── RAW RECORDS

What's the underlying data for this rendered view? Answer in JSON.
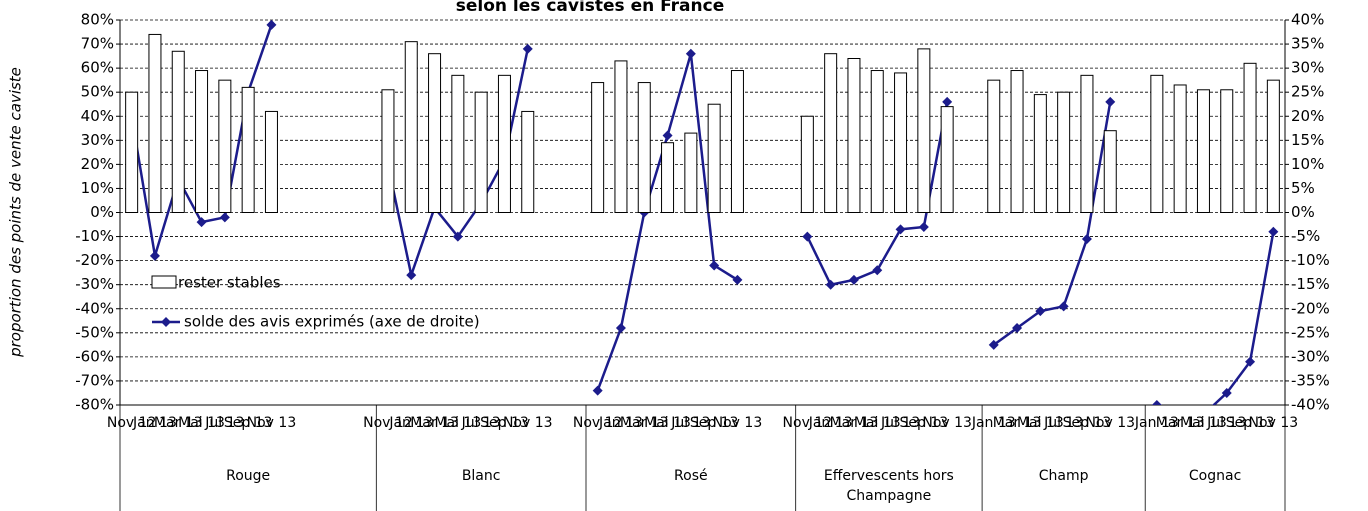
{
  "chart_data": {
    "type": "bar",
    "title": "selon les cavistes en France",
    "y_label": "proportion des points de vente caviste",
    "groups": [
      {
        "name": "Rouge",
        "categories": [
          "Nov 12",
          "Jan 13",
          "Mar 13",
          "Mai 13",
          "Jul 13",
          "Sep 13",
          "Nov 13",
          null,
          null,
          null,
          null
        ]
      },
      {
        "name": "Blanc",
        "categories": [
          "Nov 12",
          "Jan 13",
          "Mar 13",
          "Mai 13",
          "Jul 13",
          "Sep 13",
          "Nov 13",
          null,
          null
        ]
      },
      {
        "name": "Rosé",
        "categories": [
          "Nov 12",
          "Jan 13",
          "Mar 13",
          "Mai 13",
          "Jul 13",
          "Sep 13",
          "Nov 13",
          null,
          null
        ]
      },
      {
        "name": "Effervescents hors Champagne",
        "categories": [
          "Nov 12",
          "Jan 13",
          "Mar 13",
          "Mai 13",
          "Jul 13",
          "Sep 13",
          "Nov 13",
          null
        ]
      },
      {
        "name": "Champ",
        "categories": [
          "Jan 13",
          "Mar 13",
          "Mai 13",
          "Jul 13",
          "Sep 13",
          "Nov 13",
          null
        ]
      },
      {
        "name": "Cognac",
        "categories": [
          "Jan 13",
          "Mar 13",
          "Mai 13",
          "Jul 13",
          "Sep 13",
          "Nov 13"
        ]
      }
    ],
    "series": [
      {
        "name": "rester stables",
        "color": "#ffffff",
        "values": [
          [
            50,
            74,
            67,
            59,
            55,
            52,
            42,
            null,
            null,
            null,
            null
          ],
          [
            51,
            71,
            66,
            57,
            50,
            57,
            42,
            null,
            null
          ],
          [
            54,
            63,
            54,
            29,
            33,
            45,
            59,
            null,
            null
          ],
          [
            40,
            66,
            64,
            59,
            58,
            68,
            44,
            null
          ],
          [
            55,
            59,
            49,
            50,
            57,
            34,
            null
          ],
          [
            57,
            53,
            51,
            51,
            62,
            55
          ]
        ]
      },
      {
        "name": "solde des avis exprimés (axe de droite)",
        "color": "#1c1c8c",
        "axis": "y2",
        "values": [
          [
            20,
            -9,
            7,
            -2,
            -1,
            25,
            39,
            null,
            null,
            null,
            null
          ],
          [
            10,
            -13,
            1,
            -5,
            2,
            11,
            34,
            null,
            null
          ],
          [
            -37,
            -24,
            0,
            16,
            33,
            -11,
            -14,
            null,
            null
          ],
          [
            -5,
            -15,
            -14,
            -12,
            -3.5,
            -3,
            23,
            null
          ],
          [
            -27.5,
            -24,
            -20.5,
            -19.5,
            -5.5,
            23,
            null
          ],
          [
            -40,
            -44,
            -42,
            -37.5,
            -31,
            -4
          ]
        ]
      }
    ],
    "ylim": [
      -80,
      80
    ],
    "yticks": [
      {
        "value": -80,
        "label": "-80%"
      },
      {
        "value": -70,
        "label": "-70%"
      },
      {
        "value": -60,
        "label": "-60%"
      },
      {
        "value": -50,
        "label": "-50%"
      },
      {
        "value": -40,
        "label": "-40%"
      },
      {
        "value": -30,
        "label": "-30%"
      },
      {
        "value": -20,
        "label": "-20%"
      },
      {
        "value": -10,
        "label": "-10%"
      },
      {
        "value": 0,
        "label": "0%"
      },
      {
        "value": 10,
        "label": "10%"
      },
      {
        "value": 20,
        "label": "20%"
      },
      {
        "value": 30,
        "label": "30%"
      },
      {
        "value": 40,
        "label": "40%"
      },
      {
        "value": 50,
        "label": "50%"
      },
      {
        "value": 60,
        "label": "60%"
      },
      {
        "value": 70,
        "label": "70%"
      },
      {
        "value": 80,
        "label": "80%"
      }
    ],
    "y2lim": [
      -40,
      40
    ],
    "y2ticks": [
      {
        "value": -40,
        "label": "-40%"
      },
      {
        "value": -35,
        "label": "-35%"
      },
      {
        "value": -30,
        "label": "-30%"
      },
      {
        "value": -25,
        "label": "-25%"
      },
      {
        "value": -20,
        "label": "-20%"
      },
      {
        "value": -15,
        "label": "-15%"
      },
      {
        "value": -10,
        "label": "-10%"
      },
      {
        "value": -5,
        "label": "-5%"
      },
      {
        "value": 0,
        "label": "0%"
      },
      {
        "value": 5,
        "label": "5%"
      },
      {
        "value": 10,
        "label": "10%"
      },
      {
        "value": 15,
        "label": "15%"
      },
      {
        "value": 20,
        "label": "20%"
      },
      {
        "value": 25,
        "label": "25%"
      },
      {
        "value": 30,
        "label": "30%"
      },
      {
        "value": 35,
        "label": "35%"
      },
      {
        "value": 40,
        "label": "40%"
      }
    ],
    "grid": true
  }
}
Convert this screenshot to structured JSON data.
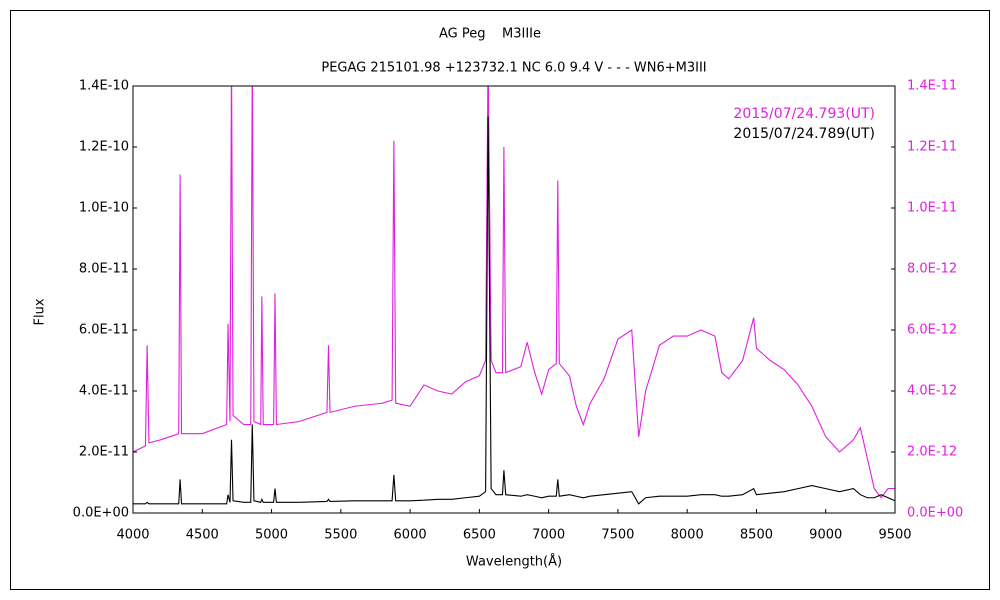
{
  "chart_data": {
    "type": "line",
    "title": "AG Peg    M3IIIe",
    "subtitle": "PEGAG 215101.98 +123732.1 NC 6.0 9.4 V - - - WN6+M3III",
    "x_label": "Wavelength(Å)",
    "y_label": "Flux",
    "legend": "upper right",
    "xlim": [
      4000,
      9500
    ],
    "xticks": [
      4000,
      4500,
      5000,
      5500,
      6000,
      6500,
      7000,
      7500,
      8000,
      8500,
      9000,
      9500
    ],
    "ylim": [
      0,
      1.4e-10
    ],
    "yticks": [
      {
        "value": 0,
        "label": "0.0E+00"
      },
      {
        "value": 2e-11,
        "label": "2.0E-11"
      },
      {
        "value": 4e-11,
        "label": "4.0E-11"
      },
      {
        "value": 6e-11,
        "label": "6.0E-11"
      },
      {
        "value": 8e-11,
        "label": "8.0E-11"
      },
      {
        "value": 1e-10,
        "label": "1.0E-10"
      },
      {
        "value": 1.2e-10,
        "label": "1.2E-10"
      },
      {
        "value": 1.4e-10,
        "label": "1.4E-10"
      }
    ],
    "y2lim": [
      0,
      1.4e-11
    ],
    "y2ticks": [
      {
        "value": 0,
        "label": "0.0E+00"
      },
      {
        "value": 2e-12,
        "label": "2.0E-12"
      },
      {
        "value": 4e-12,
        "label": "4.0E-12"
      },
      {
        "value": 6e-12,
        "label": "6.0E-12"
      },
      {
        "value": 8e-12,
        "label": "8.0E-12"
      },
      {
        "value": 1e-11,
        "label": "1.0E-11"
      },
      {
        "value": 1.2e-11,
        "label": "1.2E-11"
      },
      {
        "value": 1.4e-11,
        "label": "1.4E-11"
      }
    ],
    "y2_color": "#e020e0",
    "x": [
      4000,
      4090,
      4102,
      4115,
      4200,
      4330,
      4340,
      4350,
      4500,
      4676,
      4686,
      4700,
      4711,
      4722,
      4800,
      4850,
      4861,
      4873,
      4922,
      4930,
      4940,
      5015,
      5025,
      5035,
      5200,
      5400,
      5411,
      5422,
      5600,
      5800,
      5870,
      5883,
      5896,
      6000,
      6100,
      6200,
      6300,
      6400,
      6500,
      6545,
      6563,
      6585,
      6620,
      6667,
      6677,
      6690,
      6800,
      6845,
      6900,
      6950,
      7000,
      7055,
      7066,
      7077,
      7150,
      7200,
      7250,
      7300,
      7400,
      7500,
      7600,
      7650,
      7700,
      7800,
      7900,
      8000,
      8100,
      8200,
      8250,
      8300,
      8400,
      8480,
      8500,
      8600,
      8700,
      8800,
      8900,
      9000,
      9100,
      9200,
      9250,
      9300,
      9350,
      9400,
      9450,
      9500
    ],
    "series": [
      {
        "name": "2015/07/24.793(UT)",
        "color": "#e020e0",
        "axis": "y2",
        "values": [
          2e-12,
          2.2e-12,
          5.5e-12,
          2.3e-12,
          2.4e-12,
          2.6e-12,
          1.11e-11,
          2.6e-12,
          2.6e-12,
          2.9e-12,
          6.2e-12,
          3e-12,
          1.5e-11,
          3.2e-12,
          2.9e-12,
          2.9e-12,
          1.5e-11,
          3e-12,
          2.9e-12,
          7.1e-12,
          2.9e-12,
          2.9e-12,
          7.2e-12,
          2.9e-12,
          3e-12,
          3.3e-12,
          5.5e-12,
          3.3e-12,
          3.5e-12,
          3.6e-12,
          3.7e-12,
          1.22e-11,
          3.6e-12,
          3.5e-12,
          4.2e-12,
          4e-12,
          3.9e-12,
          4.3e-12,
          4.5e-12,
          5e-12,
          1.5e-11,
          5e-12,
          4.6e-12,
          4.6e-12,
          1.2e-11,
          4.6e-12,
          4.8e-12,
          5.6e-12,
          4.6e-12,
          3.9e-12,
          4.7e-12,
          4.9e-12,
          1.09e-11,
          4.9e-12,
          4.5e-12,
          3.5e-12,
          2.9e-12,
          3.6e-12,
          4.4e-12,
          5.7e-12,
          6e-12,
          2.5e-12,
          4e-12,
          5.5e-12,
          5.8e-12,
          5.8e-12,
          6e-12,
          5.8e-12,
          4.6e-12,
          4.4e-12,
          5e-12,
          6.4e-12,
          5.4e-12,
          5e-12,
          4.7e-12,
          4.2e-12,
          3.5e-12,
          2.5e-12,
          2e-12,
          2.4e-12,
          2.8e-12,
          1.8e-12,
          8e-13,
          5e-13,
          8e-13,
          8e-13
        ]
      },
      {
        "name": "2015/07/24.789(UT)",
        "color": "#000000",
        "axis": "y",
        "values": [
          3e-12,
          3e-12,
          3.5e-12,
          3e-12,
          3e-12,
          3e-12,
          1.1e-11,
          3e-12,
          3e-12,
          3e-12,
          6e-12,
          3.5e-12,
          2.4e-11,
          4e-12,
          3.5e-12,
          3.5e-12,
          2.9e-11,
          4e-12,
          3.5e-12,
          4.5e-12,
          3.5e-12,
          3.5e-12,
          8e-12,
          3.5e-12,
          3.5e-12,
          3.8e-12,
          4.5e-12,
          3.8e-12,
          4e-12,
          4e-12,
          4e-12,
          1.25e-11,
          4e-12,
          4e-12,
          4.2e-12,
          4.5e-12,
          4.5e-12,
          5e-12,
          5.5e-12,
          7e-12,
          1.3e-10,
          8e-12,
          6e-12,
          6e-12,
          1.4e-11,
          6e-12,
          5.5e-12,
          6e-12,
          5.5e-12,
          5e-12,
          5.5e-12,
          5.5e-12,
          1.1e-11,
          5.5e-12,
          6e-12,
          5.5e-12,
          5e-12,
          5.5e-12,
          6e-12,
          6.5e-12,
          7e-12,
          3e-12,
          5e-12,
          5.5e-12,
          5.5e-12,
          5.5e-12,
          6e-12,
          6e-12,
          5.5e-12,
          5.5e-12,
          6e-12,
          8e-12,
          6e-12,
          6.5e-12,
          7e-12,
          8e-12,
          9e-12,
          8e-12,
          7e-12,
          8e-12,
          6e-12,
          5e-12,
          5e-12,
          6e-12,
          5e-12,
          4e-12
        ]
      }
    ]
  }
}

────

## GIVEN INSTRUCTION
Copy out every line of the listing that includes the string "name".

## TASK RESULT
        "name": "Rouge",
        "name": "Blanc",
        "name": "Rosé",
        "name": "Effervescents hors Champagne",
        "name": "Champ",
        "name": "Cognac",
        "name": "rester stables",
        "name": "solde des avis exprimés (axe de droite)",
        "name": "2015/07/24.793(UT)",
        "name": "2015/07/24.789(UT)",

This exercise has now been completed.